Pick out every line in the data below that holds "Bablok".
═══ Information given
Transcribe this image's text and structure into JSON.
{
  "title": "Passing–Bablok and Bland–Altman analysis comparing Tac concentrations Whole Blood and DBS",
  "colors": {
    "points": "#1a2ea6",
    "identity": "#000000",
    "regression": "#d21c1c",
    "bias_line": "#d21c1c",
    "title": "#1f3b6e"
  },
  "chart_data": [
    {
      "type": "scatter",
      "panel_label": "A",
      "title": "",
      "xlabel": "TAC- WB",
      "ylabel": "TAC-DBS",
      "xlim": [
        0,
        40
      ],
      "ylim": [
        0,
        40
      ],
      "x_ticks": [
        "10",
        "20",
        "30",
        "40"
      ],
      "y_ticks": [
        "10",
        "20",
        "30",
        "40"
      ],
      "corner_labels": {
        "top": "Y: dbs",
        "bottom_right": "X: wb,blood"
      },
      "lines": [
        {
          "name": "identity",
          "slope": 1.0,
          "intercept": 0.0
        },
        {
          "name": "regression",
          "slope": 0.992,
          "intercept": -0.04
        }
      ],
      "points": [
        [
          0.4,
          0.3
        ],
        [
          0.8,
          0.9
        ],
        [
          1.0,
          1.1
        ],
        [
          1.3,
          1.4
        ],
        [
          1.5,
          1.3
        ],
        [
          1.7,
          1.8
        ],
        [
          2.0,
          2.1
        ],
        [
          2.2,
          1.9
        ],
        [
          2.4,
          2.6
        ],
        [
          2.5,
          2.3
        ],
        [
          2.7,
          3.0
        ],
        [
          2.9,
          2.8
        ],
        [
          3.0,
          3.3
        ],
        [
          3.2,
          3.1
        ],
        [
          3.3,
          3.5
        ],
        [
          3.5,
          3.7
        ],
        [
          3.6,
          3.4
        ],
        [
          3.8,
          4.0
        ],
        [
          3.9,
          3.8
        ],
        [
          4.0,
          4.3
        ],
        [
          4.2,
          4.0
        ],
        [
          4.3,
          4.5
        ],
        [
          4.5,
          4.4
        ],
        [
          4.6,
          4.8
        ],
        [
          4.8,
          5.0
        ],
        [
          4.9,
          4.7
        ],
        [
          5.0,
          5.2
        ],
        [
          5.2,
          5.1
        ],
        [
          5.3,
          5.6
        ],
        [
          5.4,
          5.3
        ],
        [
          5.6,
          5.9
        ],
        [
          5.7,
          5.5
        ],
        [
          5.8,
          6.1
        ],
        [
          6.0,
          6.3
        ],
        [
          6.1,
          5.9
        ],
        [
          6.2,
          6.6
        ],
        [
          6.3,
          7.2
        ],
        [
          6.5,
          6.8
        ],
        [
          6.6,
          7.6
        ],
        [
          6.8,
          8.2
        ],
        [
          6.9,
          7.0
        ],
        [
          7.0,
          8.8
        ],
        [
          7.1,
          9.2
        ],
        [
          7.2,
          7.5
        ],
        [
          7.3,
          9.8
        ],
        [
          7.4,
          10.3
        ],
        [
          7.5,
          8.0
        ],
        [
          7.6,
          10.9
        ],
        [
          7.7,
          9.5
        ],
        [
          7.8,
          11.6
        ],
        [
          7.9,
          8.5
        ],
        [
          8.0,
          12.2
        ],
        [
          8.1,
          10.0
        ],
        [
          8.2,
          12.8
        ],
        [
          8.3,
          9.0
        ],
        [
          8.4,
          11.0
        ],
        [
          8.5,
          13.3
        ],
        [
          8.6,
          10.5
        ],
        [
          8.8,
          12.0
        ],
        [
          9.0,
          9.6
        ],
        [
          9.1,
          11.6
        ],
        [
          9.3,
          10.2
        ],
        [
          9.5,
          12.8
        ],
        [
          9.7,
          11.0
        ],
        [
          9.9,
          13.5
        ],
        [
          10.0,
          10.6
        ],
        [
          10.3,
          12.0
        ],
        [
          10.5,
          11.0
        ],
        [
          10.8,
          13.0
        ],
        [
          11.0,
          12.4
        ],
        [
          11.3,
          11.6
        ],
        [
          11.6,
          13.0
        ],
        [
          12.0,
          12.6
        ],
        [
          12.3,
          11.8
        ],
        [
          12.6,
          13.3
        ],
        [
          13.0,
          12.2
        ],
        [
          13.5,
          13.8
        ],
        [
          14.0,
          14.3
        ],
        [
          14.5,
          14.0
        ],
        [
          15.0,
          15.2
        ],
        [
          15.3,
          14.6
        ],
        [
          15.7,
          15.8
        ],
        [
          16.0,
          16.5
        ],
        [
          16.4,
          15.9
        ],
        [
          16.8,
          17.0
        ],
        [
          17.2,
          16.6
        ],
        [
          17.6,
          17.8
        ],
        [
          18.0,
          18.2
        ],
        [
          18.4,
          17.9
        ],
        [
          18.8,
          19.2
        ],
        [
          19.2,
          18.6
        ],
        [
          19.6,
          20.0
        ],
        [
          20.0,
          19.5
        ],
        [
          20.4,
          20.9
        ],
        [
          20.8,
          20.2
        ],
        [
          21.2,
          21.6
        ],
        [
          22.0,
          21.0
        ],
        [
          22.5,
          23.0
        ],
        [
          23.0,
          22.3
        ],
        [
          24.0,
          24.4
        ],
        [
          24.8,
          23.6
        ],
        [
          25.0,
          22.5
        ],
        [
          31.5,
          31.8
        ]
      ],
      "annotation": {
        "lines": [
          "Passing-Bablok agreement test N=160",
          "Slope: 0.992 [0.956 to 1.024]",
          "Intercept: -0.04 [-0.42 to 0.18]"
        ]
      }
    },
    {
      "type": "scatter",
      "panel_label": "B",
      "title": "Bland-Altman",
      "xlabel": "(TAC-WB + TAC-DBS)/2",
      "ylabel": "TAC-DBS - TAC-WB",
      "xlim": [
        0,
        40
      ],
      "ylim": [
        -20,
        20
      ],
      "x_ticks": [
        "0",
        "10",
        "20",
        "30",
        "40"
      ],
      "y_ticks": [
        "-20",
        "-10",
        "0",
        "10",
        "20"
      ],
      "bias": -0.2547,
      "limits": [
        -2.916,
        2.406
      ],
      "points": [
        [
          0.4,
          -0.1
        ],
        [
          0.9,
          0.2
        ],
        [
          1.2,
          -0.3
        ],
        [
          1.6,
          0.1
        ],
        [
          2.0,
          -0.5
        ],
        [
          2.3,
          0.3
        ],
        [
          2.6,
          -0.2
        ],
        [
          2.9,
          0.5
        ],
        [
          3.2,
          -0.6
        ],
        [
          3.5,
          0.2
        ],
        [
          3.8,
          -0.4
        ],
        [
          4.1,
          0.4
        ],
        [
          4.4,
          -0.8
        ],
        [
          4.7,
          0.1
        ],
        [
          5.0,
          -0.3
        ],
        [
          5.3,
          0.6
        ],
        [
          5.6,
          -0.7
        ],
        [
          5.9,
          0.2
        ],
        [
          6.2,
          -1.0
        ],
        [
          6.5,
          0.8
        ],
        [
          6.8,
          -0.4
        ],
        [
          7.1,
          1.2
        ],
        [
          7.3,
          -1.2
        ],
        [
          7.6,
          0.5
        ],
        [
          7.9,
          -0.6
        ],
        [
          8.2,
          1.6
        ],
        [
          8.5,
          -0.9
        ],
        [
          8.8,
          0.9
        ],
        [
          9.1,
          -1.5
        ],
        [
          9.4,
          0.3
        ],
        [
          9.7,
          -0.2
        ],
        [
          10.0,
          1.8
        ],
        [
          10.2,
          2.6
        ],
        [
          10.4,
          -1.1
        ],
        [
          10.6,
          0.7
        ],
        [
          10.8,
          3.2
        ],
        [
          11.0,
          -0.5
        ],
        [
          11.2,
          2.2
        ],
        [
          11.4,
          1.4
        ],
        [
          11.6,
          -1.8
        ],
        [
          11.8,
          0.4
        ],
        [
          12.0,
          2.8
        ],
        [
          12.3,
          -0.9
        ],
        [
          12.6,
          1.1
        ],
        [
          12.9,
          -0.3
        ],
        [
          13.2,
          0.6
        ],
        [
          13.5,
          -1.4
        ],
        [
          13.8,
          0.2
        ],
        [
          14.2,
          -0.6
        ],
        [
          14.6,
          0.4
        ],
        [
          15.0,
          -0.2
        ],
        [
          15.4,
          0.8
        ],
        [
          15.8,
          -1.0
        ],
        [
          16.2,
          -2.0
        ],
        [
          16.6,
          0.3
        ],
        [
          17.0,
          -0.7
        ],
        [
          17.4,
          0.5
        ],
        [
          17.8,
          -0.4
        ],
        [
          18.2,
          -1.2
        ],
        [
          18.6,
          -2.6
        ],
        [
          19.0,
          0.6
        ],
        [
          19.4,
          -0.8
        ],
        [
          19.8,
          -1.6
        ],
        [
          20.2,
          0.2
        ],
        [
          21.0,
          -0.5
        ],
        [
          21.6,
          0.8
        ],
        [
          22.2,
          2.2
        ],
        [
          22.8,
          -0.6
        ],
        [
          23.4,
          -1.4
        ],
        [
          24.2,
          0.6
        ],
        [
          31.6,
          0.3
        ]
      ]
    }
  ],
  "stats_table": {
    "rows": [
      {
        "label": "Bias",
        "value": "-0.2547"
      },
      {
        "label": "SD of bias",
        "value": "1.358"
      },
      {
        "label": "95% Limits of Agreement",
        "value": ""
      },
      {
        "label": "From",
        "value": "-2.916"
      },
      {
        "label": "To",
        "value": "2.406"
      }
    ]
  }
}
══════
**Solution to the exercise**
  "title": "Passing–Bablok and Bland–Altman analysis comparing Tac concentrations Whole Blood and DBS",
          "Passing-Bablok agreement test N=160",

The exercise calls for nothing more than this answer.